◆ What the task asks
Can you copy out the data exactly? Leave the images out.

◆ Excerpted records
§ §
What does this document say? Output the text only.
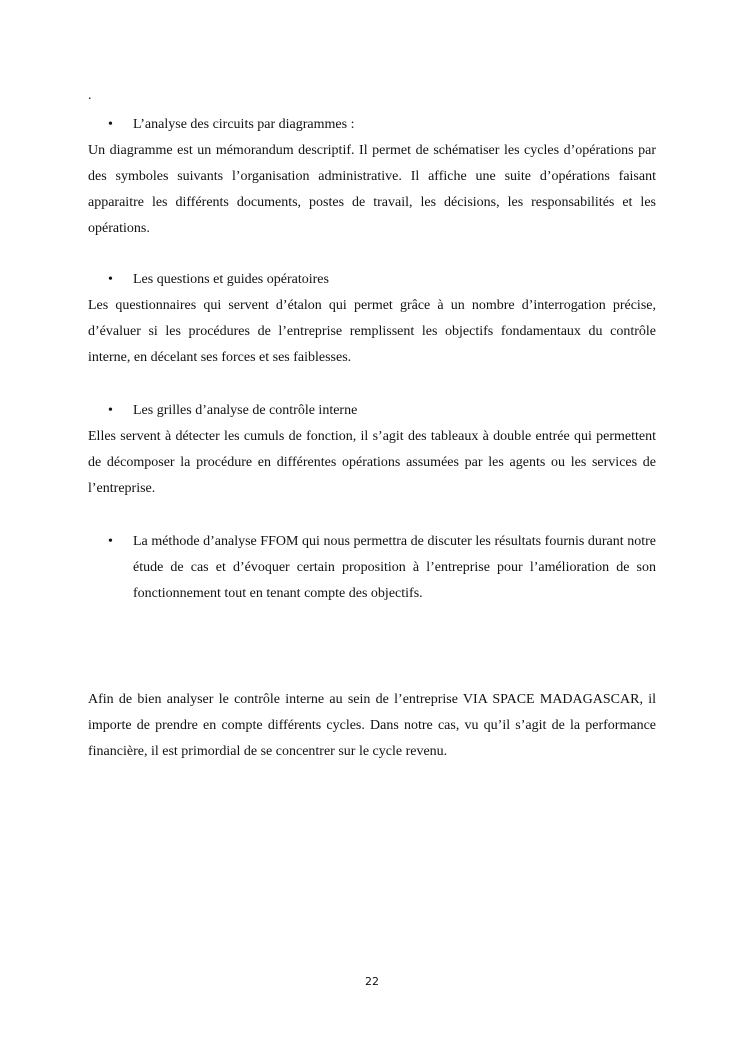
.
• L’analyse des circuits par diagrammes :

Un diagramme est un mémorandum descriptif. Il permet de schématiser les cycles d’opérations par des symboles suivants l’organisation administrative. Il affiche une suite d’opérations faisant apparaitre les différents documents, postes de travail, les décisions, les responsabilités et les opérations.

• Les questions et guides opératoires

Les questionnaires qui servent d’étalon qui permet grâce à un nombre d’interrogation précise, d’évaluer si les procédures de l’entreprise remplissent les objectifs fondamentaux du contrôle interne, en décelant ses forces et ses faiblesses.

• Les grilles d’analyse de contrôle interne

Elles servent à détecter les cumuls de fonction, il s’agit des tableaux à double entrée qui permettent de décomposer la procédure en différentes opérations assumées par les agents ou les services de l’entreprise.

• La méthode d’analyse FFOM qui nous permettra de discuter les résultats fournis durant notre étude de cas et d’évoquer certain proposition à l’entreprise pour l’amélioration de son fonctionnement tout en tenant compte des objectifs.

Afin de bien analyser le contrôle interne au sein de l’entreprise VIA SPACE MADAGASCAR, il importe de prendre en compte différents cycles. Dans notre cas, vu qu’il s’agit de la performance financière, il est primordial de se concentrer sur le cycle revenu.

22
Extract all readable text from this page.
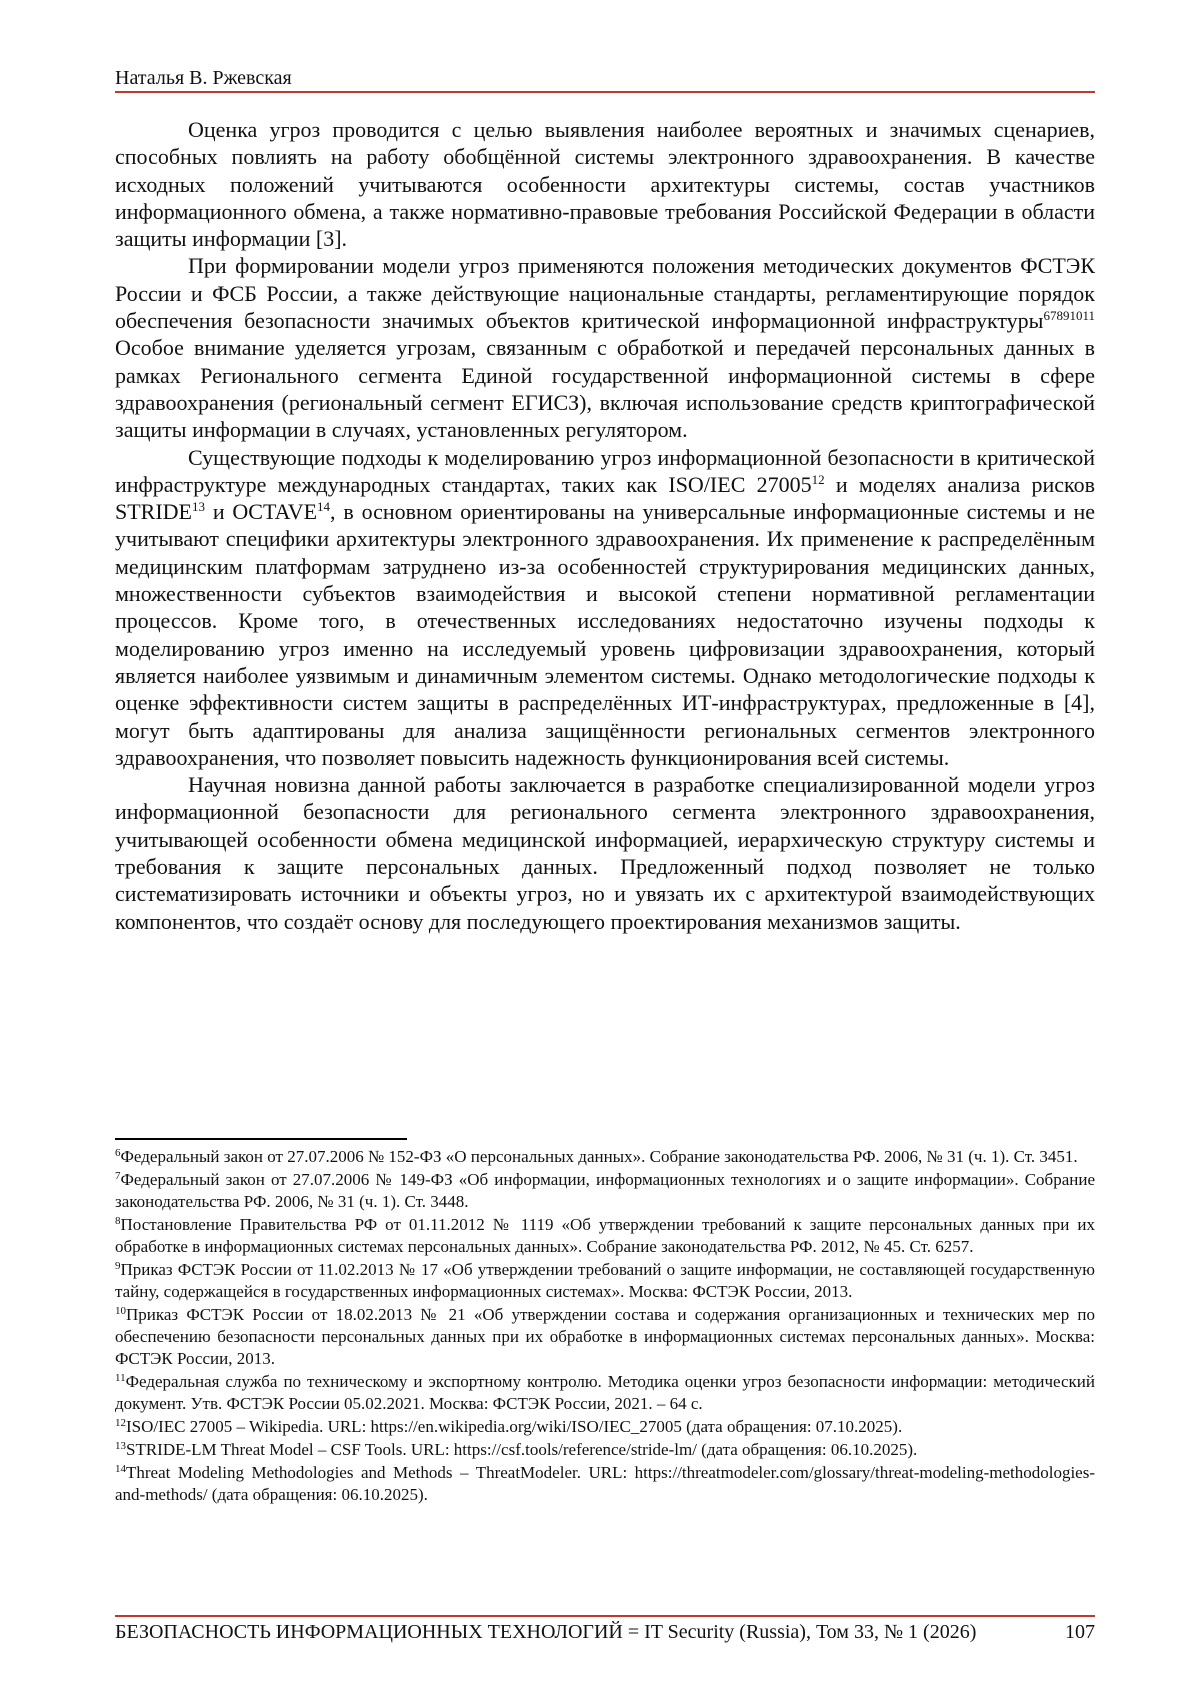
Наталья В. Ржевская

Оценка угроз проводится с целью выявления наиболее вероятных и значимых сценариев, способных повлиять на работу обобщённой системы электронного здравоохранения. В качестве исходных положений учитываются особенности архитектуры системы, состав участников информационного обмена, а также нормативно-правовые требования Российской Федерации в области защиты информации [3].

При формировании модели угроз применяются положения методических документов ФСТЭК России и ФСБ России, а также действующие национальные стандарты, регламентирующие порядок обеспечения безопасности значимых объектов критической информационной инфраструктуры$^{67891011}$ Особое внимание уделяется угрозам, связанным с обработкой и передачей персональных данных в рамках Регионального сегмента Единой государственной информационной системы в сфере здравоохранения (региональный сегмент ЕГИСЗ), включая использование средств криптографической защиты информации в случаях, установленных регулятором.

Существующие подходы к моделированию угроз информационной безопасности в критической инфраструктуре международных стандартах, таких как ISO/IEC 27005$^{12}$ и моделях анализа рисков STRIDE$^{13}$ и OCTAVE$^{14}$, в основном ориентированы на универсальные информационные системы и не учитывают специфики архитектуры электронного здравоохранения. Их применение к распределённым медицинским платформам затруднено из-за особенностей структурирования медицинских данных, множественности субъектов взаимодействия и высокой степени нормативной регламентации процессов. Кроме того, в отечественных исследованиях недостаточно изучены подходы к моделированию угроз именно на исследуемый уровень цифровизации здравоохранения, который является наиболее уязвимым и динамичным элементом системы. Однако методологические подходы к оценке эффективности систем защиты в распределённых ИТ-инфраструктурах, предложенные в [4], могут быть адаптированы для анализа защищённости региональных сегментов электронного здравоохранения, что позволяет повысить надежность функционирования всей системы.

Научная новизна данной работы заключается в разработке специализированной модели угроз информационной безопасности для регионального сегмента электронного здравоохранения, учитывающей особенности обмена медицинской информацией, иерархическую структуру системы и требования к защите персональных данных. Предложенный подход позволяет не только систематизировать источники и объекты угроз, но и увязать их с архитектурой взаимодействующих компонентов, что создаёт основу для последующего проектирования механизмов защиты.

$^6$Федеральный закон от 27.07.2006 № 152-ФЗ «О персональных данных». Собрание законодательства РФ. 2006, № 31 (ч. 1). Ст. 3451.

$^7$Федеральный закон от 27.07.2006 № 149-ФЗ «Об информации, информационных технологиях и о защите информации». Собрание законодательства РФ. 2006, № 31 (ч. 1). Ст. 3448.

$^8$Постановление Правительства РФ от 01.11.2012 № 1119 «Об утверждении требований к защите персональных данных при их обработке в информационных системах персональных данных». Собрание законодательства РФ. 2012, № 45. Ст. 6257.

$^9$Приказ ФСТЭК России от 11.02.2013 № 17 «Об утверждении требований о защите информации, не составляющей государственную тайну, содержащейся в государственных информационных системах». Москва: ФСТЭК России, 2013.

$^{10}$Приказ ФСТЭК России от 18.02.2013 № 21 «Об утверждении состава и содержания организационных и технических мер по обеспечению безопасности персональных данных при их обработке в информационных системах персональных данных». Москва: ФСТЭК России, 2013.

$^{11}$Федеральная служба по техническому и экспортному контролю. Методика оценки угроз безопасности информации: методический документ. Утв. ФСТЭК России 05.02.2021. Москва: ФСТЭК России, 2021. – 64 с.

$^{12}$ISO/IEC 27005 – Wikipedia. URL: https://en.wikipedia.org/wiki/ISO/IEC_27005 (дата обращения: 07.10.2025).

$^{13}$STRIDE-LM Threat Model – CSF Tools. URL: https://csf.tools/reference/stride-lm/ (дата обращения: 06.10.2025).

$^{14}$Threat Modeling Methodologies and Methods – ThreatModeler. URL: https://threatmodeler.com/glossary/threat-modeling-methodologies-and-methods/ (дата обращения: 06.10.2025).

БЕЗОПАСНОСТЬ ИНФОРМАЦИОННЫХ ТЕХНОЛОГИЙ = IT Security (Russia), Том 33, № 1 (2026)	107
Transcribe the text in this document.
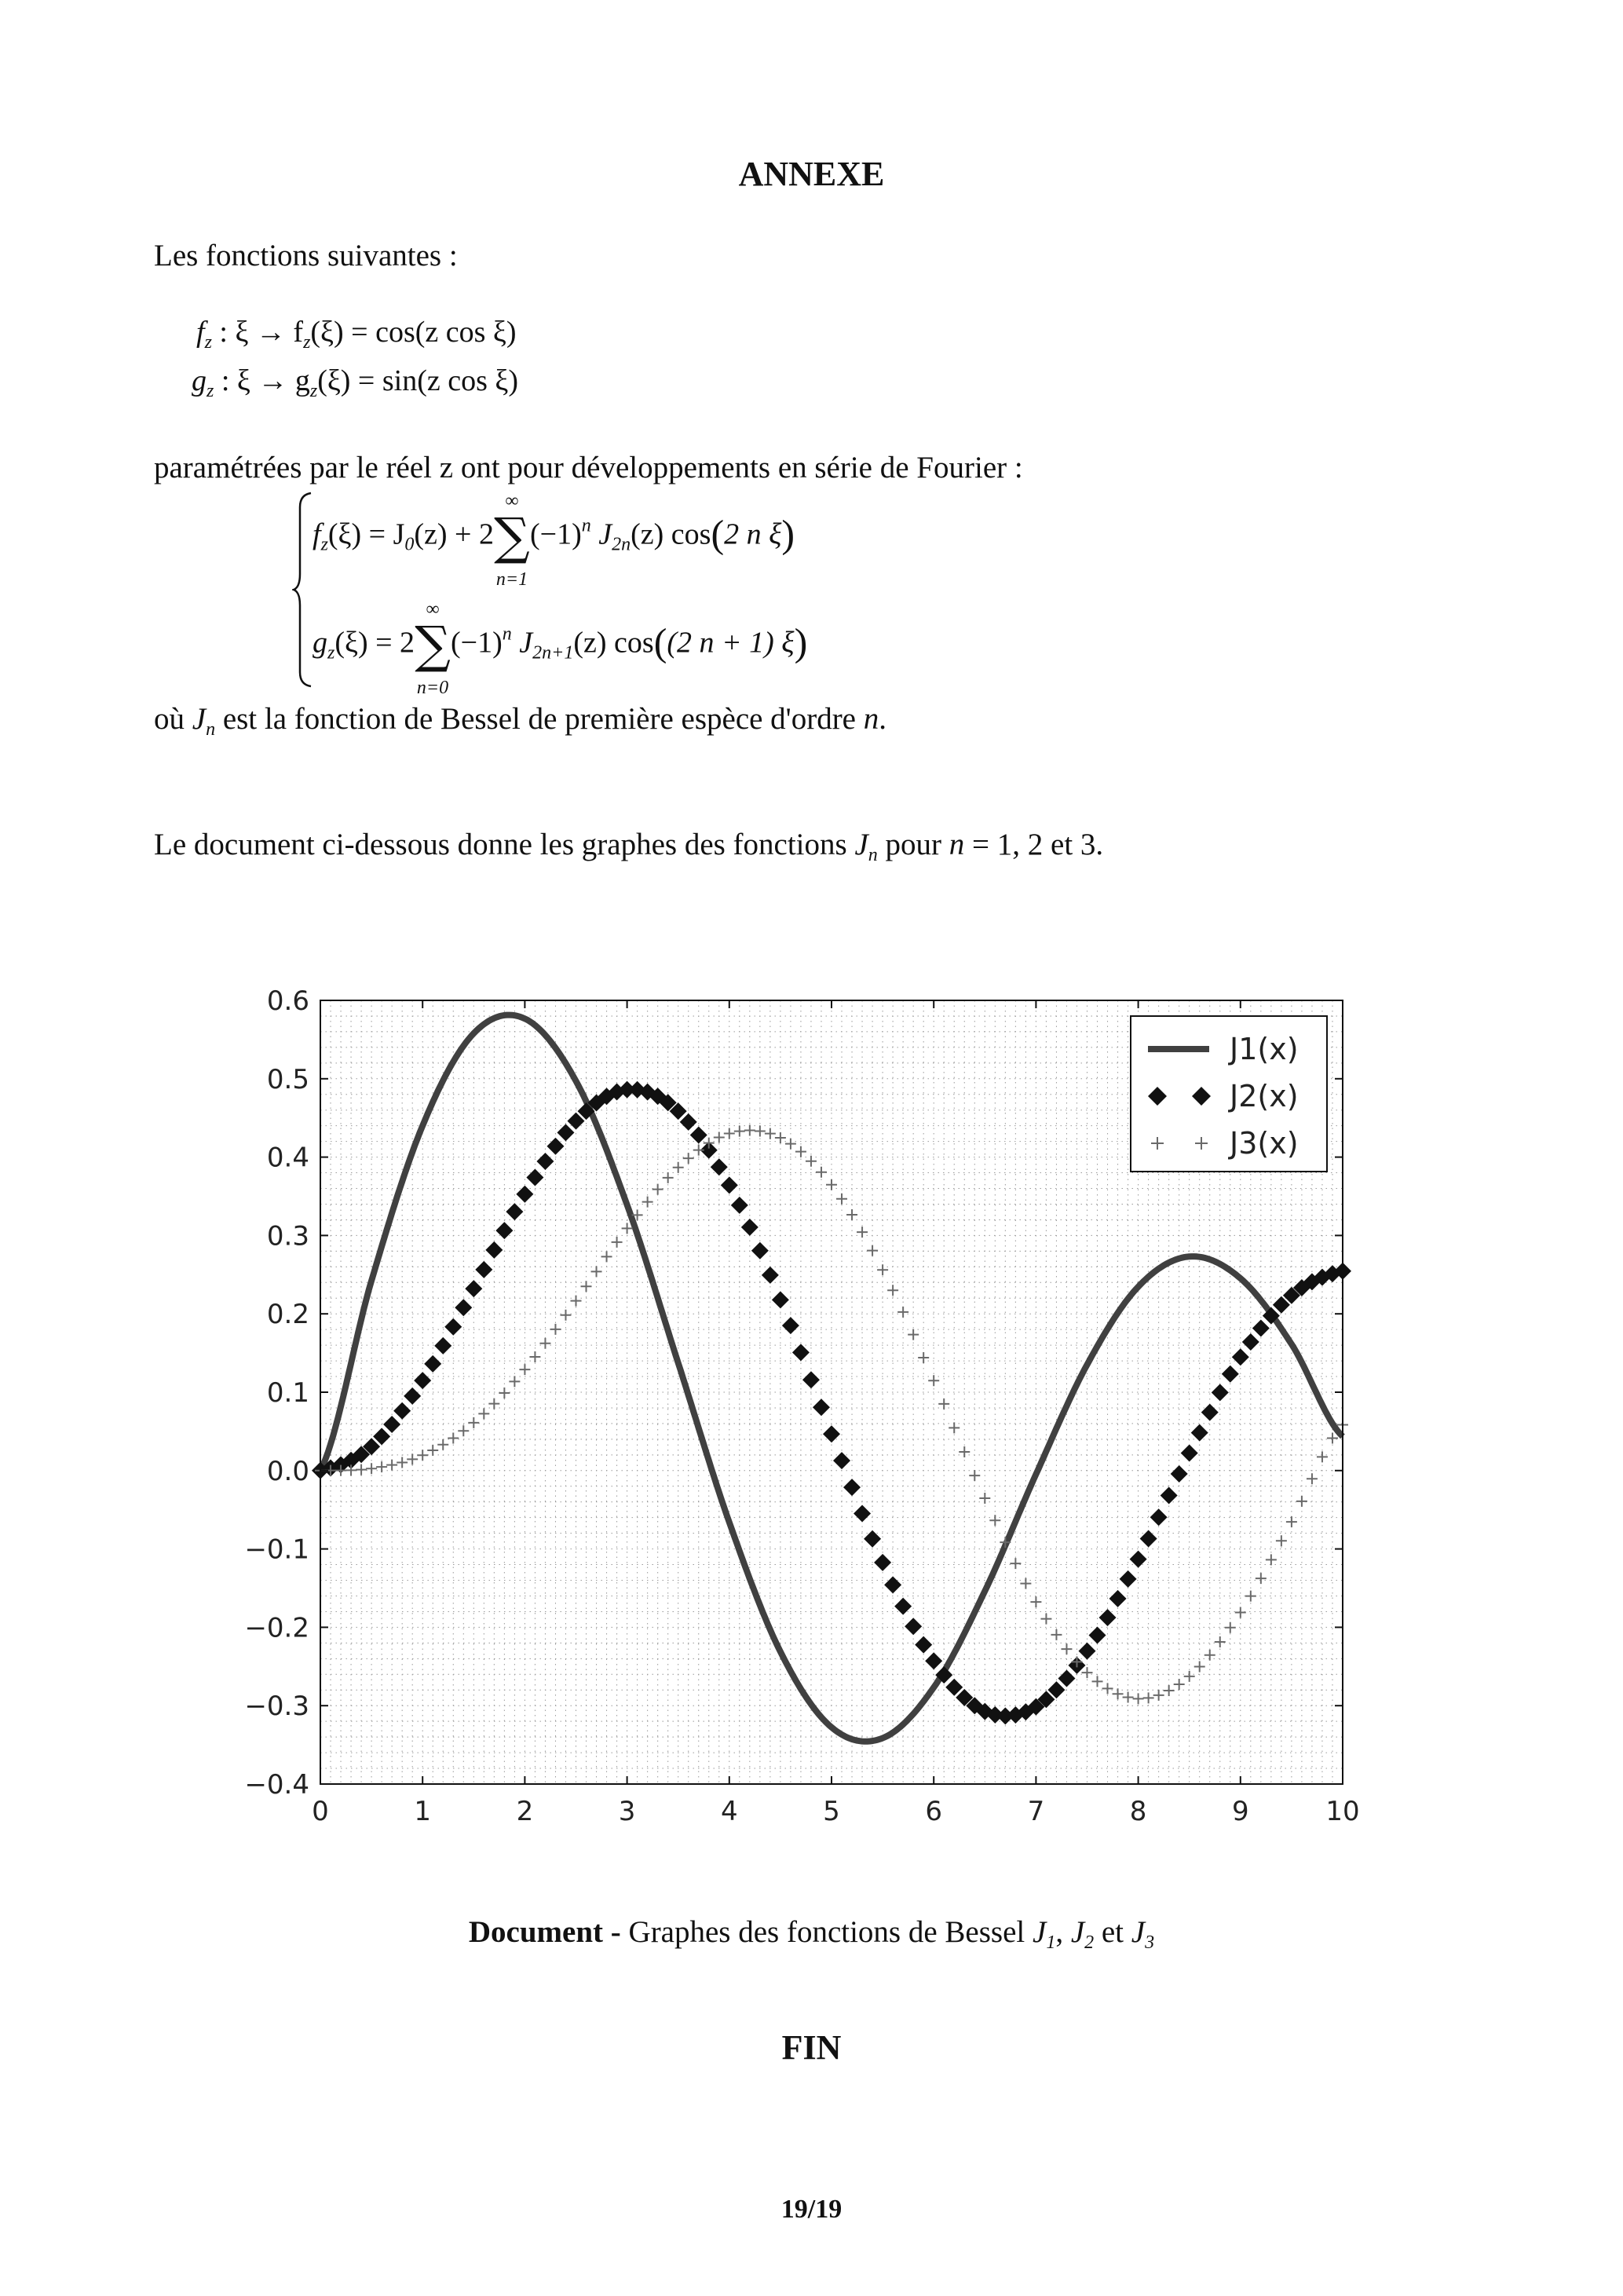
ANNEXE
Les fonctions suivantes :
$f_z$ : $\xi \to f_z(\xi) = \cos(z$ cos ξ)
$g_z$ : $\xi \to g_z(\xi) = \sin(z$ cos ξ)
paramétrées par le réel z ont pour développements en série de Fourier :
$f_z(\xi) = J_0(z) + 2$
∞
∑
n=1
$(-1)^n$ $J_{2n}(z)$ cos(2 n ξ)
$g_z(\xi) = 2$
∞
∑
n=0
$(-1)^n$ $J_{2n+1}(z)$ cos((2 n + 1) ξ)
où $J_n$ est la fonction de Bessel de première espèce d'ordre n.
Le document ci-dessous donne les graphes des fonctions $J_n$ pour n = 1, 2 et 3.
0	1	2	3	4	5	6	7	8	9	10
−0.4
−0.3
−0.2
−0.1
0.0
0.1
0.2
0.3
0.4
0.5
0.6
J1(x)
J2(x)
J3(x)
Document - Graphes des fonctions de Bessel $J_1$, $J_2$ et $J_3$
FIN
19/19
§ §
◆ Expected output
What does this document say? Output the text only.
.
• L’analyse des circuits par diagrammes :

Un diagramme est un mémorandum descriptif. Il permet de schématiser les cycles d’opérations par des symboles suivants l’organisation administrative. Il affiche une suite d’opérations faisant apparaitre les différents documents, postes de travail, les décisions, les responsabilités et les opérations.

• Les questions et guides opératoires

Les questionnaires qui servent d’étalon qui permet grâce à un nombre d’interrogation précise, d’évaluer si les procédures de l’entreprise remplissent les objectifs fondamentaux du contrôle interne, en décelant ses forces et ses faiblesses.

• Les grilles d’analyse de contrôle interne

Elles servent à détecter les cumuls de fonction, il s’agit des tableaux à double entrée qui permettent de décomposer la procédure en différentes opérations assumées par les agents ou les services de l’entreprise.

• La méthode d’analyse FFOM qui nous permettra de discuter les résultats fournis durant notre étude de cas et d’évoquer certain proposition à l’entreprise pour l’amélioration de son fonctionnement tout en tenant compte des objectifs.

Afin de bien analyser le contrôle interne au sein de l’entreprise VIA SPACE MADAGASCAR, il importe de prendre en compte différents cycles. Dans notre cas, vu qu’il s’agit de la performance financière, il est primordial de se concentrer sur le cycle revenu.

22
Extract all readable text from this page.
Наталья В. Ржевская

Оценка угроз проводится с целью выявления наиболее вероятных и значимых сценариев, способных повлиять на работу обобщённой системы электронного здравоохранения. В качестве исходных положений учитываются особенности архитектуры системы, состав участников информационного обмена, а также нормативно-правовые требования Российской Федерации в области защиты информации [3].

При формировании модели угроз применяются положения методических документов ФСТЭК России и ФСБ России, а также действующие национальные стандарты, регламентирующие порядок обеспечения безопасности значимых объектов критической информационной инфраструктуры$^{67891011}$ Особое внимание уделяется угрозам, связанным с обработкой и передачей персональных данных в рамках Регионального сегмента Единой государственной информационной системы в сфере здравоохранения (региональный сегмент ЕГИСЗ), включая использование средств криптографической защиты информации в случаях, установленных регулятором.

Существующие подходы к моделированию угроз информационной безопасности в критической инфраструктуре международных стандартах, таких как ISO/IEC 27005$^{12}$ и моделях анализа рисков STRIDE$^{13}$ и OCTAVE$^{14}$, в основном ориентированы на универсальные информационные системы и не учитывают специфики архитектуры электронного здравоохранения. Их применение к распределённым медицинским платформам затруднено из-за особенностей структурирования медицинских данных, множественности субъектов взаимодействия и высокой степени нормативной регламентации процессов. Кроме того, в отечественных исследованиях недостаточно изучены подходы к моделированию угроз именно на исследуемый уровень цифровизации здравоохранения, который является наиболее уязвимым и динамичным элементом системы. Однако методологические подходы к оценке эффективности систем защиты в распределённых ИТ-инфраструктурах, предложенные в [4], могут быть адаптированы для анализа защищённости региональных сегментов электронного здравоохранения, что позволяет повысить надежность функционирования всей системы.

Научная новизна данной работы заключается в разработке специализированной модели угроз информационной безопасности для регионального сегмента электронного здравоохранения, учитывающей особенности обмена медицинской информацией, иерархическую структуру системы и требования к защите персональных данных. Предложенный подход позволяет не только систематизировать источники и объекты угроз, но и увязать их с архитектурой взаимодействующих компонентов, что создаёт основу для последующего проектирования механизмов защиты.

$^6$Федеральный закон от 27.07.2006 № 152-ФЗ «О персональных данных». Собрание законодательства РФ. 2006, № 31 (ч. 1). Ст. 3451.

$^7$Федеральный закон от 27.07.2006 № 149-ФЗ «Об информации, информационных технологиях и о защите информации». Собрание законодательства РФ. 2006, № 31 (ч. 1). Ст. 3448.

$^8$Постановление Правительства РФ от 01.11.2012 № 1119 «Об утверждении требований к защите персональных данных при их обработке в информационных системах персональных данных». Собрание законодательства РФ. 2012, № 45. Ст. 6257.

$^9$Приказ ФСТЭК России от 11.02.2013 № 17 «Об утверждении требований о защите информации, не составляющей государственную тайну, содержащейся в государственных информационных системах». Москва: ФСТЭК России, 2013.

$^{10}$Приказ ФСТЭК России от 18.02.2013 № 21 «Об утверждении состава и содержания организационных и технических мер по обеспечению безопасности персональных данных при их обработке в информационных системах персональных данных». Москва: ФСТЭК России, 2013.

$^{11}$Федеральная служба по техническому и экспортному контролю. Методика оценки угроз безопасности информации: методический документ. Утв. ФСТЭК России 05.02.2021. Москва: ФСТЭК России, 2021. – 64 с.

$^{12}$ISO/IEC 27005 – Wikipedia. URL: https://en.wikipedia.org/wiki/ISO/IEC_27005 (дата обращения: 07.10.2025).

$^{13}$STRIDE-LM Threat Model – CSF Tools. URL: https://csf.tools/reference/stride-lm/ (дата обращения: 06.10.2025).

$^{14}$Threat Modeling Methodologies and Methods – ThreatModeler. URL: https://threatmodeler.com/glossary/threat-modeling-methodologies-and-methods/ (дата обращения: 06.10.2025).

БЕЗОПАСНОСТЬ ИНФОРМАЦИОННЫХ ТЕХНОЛОГИЙ = IT Security (Russia), Том 33, № 1 (2026)	107
Transcribe the text in this document.
ANNEXE
Les fonctions suivantes :
$f_z$ : $\xi \to f_z(\xi) = \cos(z$ cos ξ)
$g_z$ : $\xi \to g_z(\xi) = \sin(z$ cos ξ)
paramétrées par le réel z ont pour développements en série de Fourier :
$f_z(\xi) = J_0(z) + 2$
∞
∑
n=1
$(-1)^n$ $J_{2n}(z)$ cos(2 n ξ)
$g_z(\xi) = 2$
∞
∑
n=0
$(-1)^n$ $J_{2n+1}(z)$ cos((2 n + 1) ξ)
où $J_n$ est la fonction de Bessel de première espèce d'ordre n.
Le document ci-dessous donne les graphes des fonctions $J_n$ pour n = 1, 2 et 3.
0	1	2	3	4	5	6	7	8	9	10
−0.4
−0.3
−0.2
−0.1
0.0
0.1
0.2
0.3
0.4
0.5
0.6
J1(x)
J2(x)
J3(x)
Document - Graphes des fonctions de Bessel $J_1$, $J_2$ et $J_3$
FIN
19/19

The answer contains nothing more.